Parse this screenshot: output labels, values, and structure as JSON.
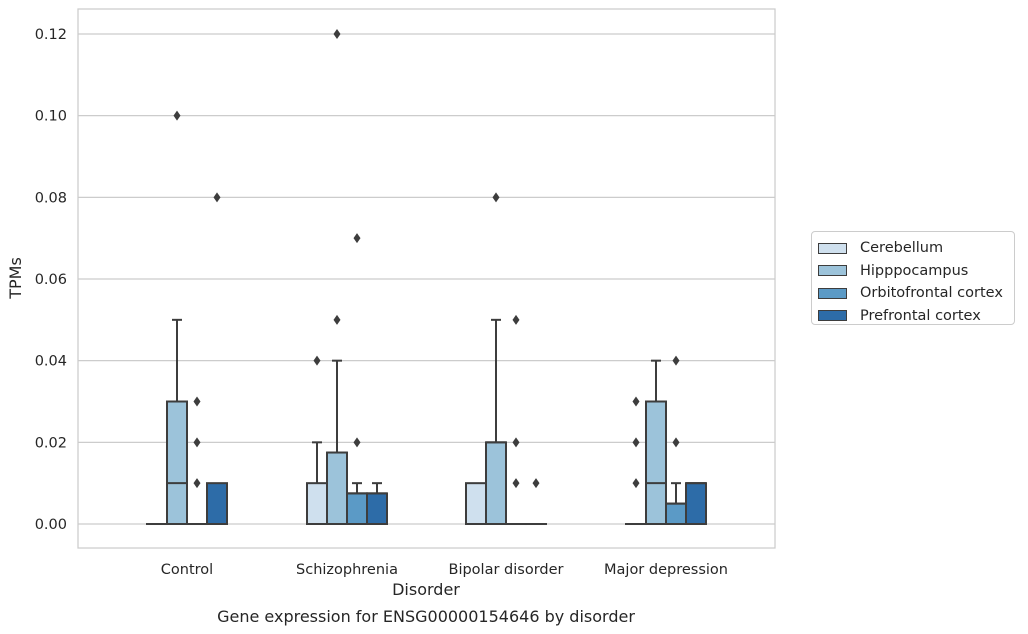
{
  "chart_data": {
    "type": "box",
    "title": "Gene expression for ENSG00000154646 by disorder",
    "xlabel": "Disorder",
    "ylabel": "TPMs",
    "ylim": [
      -0.006,
      0.126
    ],
    "yticks": [
      0.0,
      0.02,
      0.04,
      0.06,
      0.08,
      0.1,
      0.12
    ],
    "ytick_labels": [
      "0.00",
      "0.02",
      "0.04",
      "0.06",
      "0.08",
      "0.10",
      "0.12"
    ],
    "grid": "horizontal",
    "legend_position": "right",
    "categories": [
      "Control",
      "Schizophrenia",
      "Bipolar disorder",
      "Major depression"
    ],
    "series": [
      {
        "name": "Cerebellum",
        "color": "#cfe0ee",
        "boxes": [
          {
            "q1": 0,
            "median": 0,
            "q3": 0,
            "whislo": 0,
            "whishi": 0,
            "fliers": []
          },
          {
            "q1": 0,
            "median": 0,
            "q3": 0.01,
            "whislo": 0,
            "whishi": 0.02,
            "fliers": [
              0.04
            ]
          },
          {
            "q1": 0,
            "median": 0,
            "q3": 0.01,
            "whislo": 0,
            "whishi": 0.01,
            "fliers": []
          },
          {
            "q1": 0,
            "median": 0,
            "q3": 0,
            "whislo": 0,
            "whishi": 0,
            "fliers": [
              0.01,
              0.02,
              0.03
            ]
          }
        ]
      },
      {
        "name": "Hipppocampus",
        "color": "#9cc3da",
        "boxes": [
          {
            "q1": 0,
            "median": 0.01,
            "q3": 0.03,
            "whislo": 0,
            "whishi": 0.05,
            "fliers": [
              0.1
            ]
          },
          {
            "q1": 0,
            "median": 0.0175,
            "q3": 0.0175,
            "whislo": 0,
            "whishi": 0.04,
            "fliers": [
              0.05,
              0.12
            ]
          },
          {
            "q1": 0,
            "median": 0.02,
            "q3": 0.02,
            "whislo": 0,
            "whishi": 0.05,
            "fliers": [
              0.08
            ]
          },
          {
            "q1": 0,
            "median": 0.01,
            "q3": 0.03,
            "whislo": 0,
            "whishi": 0.04,
            "fliers": []
          }
        ]
      },
      {
        "name": "Orbitofrontal cortex",
        "color": "#5b9ac6",
        "boxes": [
          {
            "q1": 0,
            "median": 0,
            "q3": 0,
            "whislo": 0,
            "whishi": 0,
            "fliers": [
              0.01,
              0.02,
              0.03
            ]
          },
          {
            "q1": 0,
            "median": 0.0075,
            "q3": 0.0075,
            "whislo": 0,
            "whishi": 0.01,
            "fliers": [
              0.02,
              0.07
            ]
          },
          {
            "q1": 0,
            "median": 0,
            "q3": 0,
            "whislo": 0,
            "whishi": 0,
            "fliers": [
              0.01,
              0.02,
              0.05
            ]
          },
          {
            "q1": 0,
            "median": 0.005,
            "q3": 0.005,
            "whislo": 0,
            "whishi": 0.01,
            "fliers": [
              0.02,
              0.04
            ]
          }
        ]
      },
      {
        "name": "Prefrontal cortex",
        "color": "#2d6ca8",
        "boxes": [
          {
            "q1": 0,
            "median": 0,
            "q3": 0.01,
            "whislo": 0,
            "whishi": 0.01,
            "fliers": [
              0.08
            ]
          },
          {
            "q1": 0,
            "median": 0.0075,
            "q3": 0.0075,
            "whislo": 0,
            "whishi": 0.01,
            "fliers": []
          },
          {
            "q1": 0,
            "median": 0,
            "q3": 0,
            "whislo": 0,
            "whishi": 0,
            "fliers": [
              0.01
            ]
          },
          {
            "q1": 0,
            "median": 0.01,
            "q3": 0.01,
            "whislo": 0,
            "whishi": 0.01,
            "fliers": []
          }
        ]
      }
    ]
  }
}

### Task goal
Repeat the records above exactly, leaving out the pictures.

### Written solution
Parse this screenshot: output labels, values, and structure as JSON.
{
  "chart_data": {
    "type": "box",
    "title": "Gene expression for ENSG00000154646 by disorder",
    "xlabel": "Disorder",
    "ylabel": "TPMs",
    "ylim": [
      -0.006,
      0.126
    ],
    "yticks": [
      0.0,
      0.02,
      0.04,
      0.06,
      0.08,
      0.1,
      0.12
    ],
    "ytick_labels": [
      "0.00",
      "0.02",
      "0.04",
      "0.06",
      "0.08",
      "0.10",
      "0.12"
    ],
    "grid": "horizontal",
    "legend_position": "right",
    "categories": [
      "Control",
      "Schizophrenia",
      "Bipolar disorder",
      "Major depression"
    ],
    "series": [
      {
        "name": "Cerebellum",
        "color": "#cfe0ee",
        "boxes": [
          {
            "q1": 0,
            "median": 0,
            "q3": 0,
            "whislo": 0,
            "whishi": 0,
            "fliers": []
          },
          {
            "q1": 0,
            "median": 0,
            "q3": 0.01,
            "whislo": 0,
            "whishi": 0.02,
            "fliers": [
              0.04
            ]
          },
          {
            "q1": 0,
            "median": 0,
            "q3": 0.01,
            "whislo": 0,
            "whishi": 0.01,
            "fliers": []
          },
          {
            "q1": 0,
            "median": 0,
            "q3": 0,
            "whislo": 0,
            "whishi": 0,
            "fliers": [
              0.01,
              0.02,
              0.03
            ]
          }
        ]
      },
      {
        "name": "Hipppocampus",
        "color": "#9cc3da",
        "boxes": [
          {
            "q1": 0,
            "median": 0.01,
            "q3": 0.03,
            "whislo": 0,
            "whishi": 0.05,
            "fliers": [
              0.1
            ]
          },
          {
            "q1": 0,
            "median": 0.0175,
            "q3": 0.0175,
            "whislo": 0,
            "whishi": 0.04,
            "fliers": [
              0.05,
              0.12
            ]
          },
          {
            "q1": 0,
            "median": 0.02,
            "q3": 0.02,
            "whislo": 0,
            "whishi": 0.05,
            "fliers": [
              0.08
            ]
          },
          {
            "q1": 0,
            "median": 0.01,
            "q3": 0.03,
            "whislo": 0,
            "whishi": 0.04,
            "fliers": []
          }
        ]
      },
      {
        "name": "Orbitofrontal cortex",
        "color": "#5b9ac6",
        "boxes": [
          {
            "q1": 0,
            "median": 0,
            "q3": 0,
            "whislo": 0,
            "whishi": 0,
            "fliers": [
              0.01,
              0.02,
              0.03
            ]
          },
          {
            "q1": 0,
            "median": 0.0075,
            "q3": 0.0075,
            "whislo": 0,
            "whishi": 0.01,
            "fliers": [
              0.02,
              0.07
            ]
          },
          {
            "q1": 0,
            "median": 0,
            "q3": 0,
            "whislo": 0,
            "whishi": 0,
            "fliers": [
              0.01,
              0.02,
              0.05
            ]
          },
          {
            "q1": 0,
            "median": 0.005,
            "q3": 0.005,
            "whislo": 0,
            "whishi": 0.01,
            "fliers": [
              0.02,
              0.04
            ]
          }
        ]
      },
      {
        "name": "Prefrontal cortex",
        "color": "#2d6ca8",
        "boxes": [
          {
            "q1": 0,
            "median": 0,
            "q3": 0.01,
            "whislo": 0,
            "whishi": 0.01,
            "fliers": [
              0.08
            ]
          },
          {
            "q1": 0,
            "median": 0.0075,
            "q3": 0.0075,
            "whislo": 0,
            "whishi": 0.01,
            "fliers": []
          },
          {
            "q1": 0,
            "median": 0,
            "q3": 0,
            "whislo": 0,
            "whishi": 0,
            "fliers": [
              0.01
            ]
          },
          {
            "q1": 0,
            "median": 0.01,
            "q3": 0.01,
            "whislo": 0,
            "whishi": 0.01,
            "fliers": []
          }
        ]
      }
    ]
  }
}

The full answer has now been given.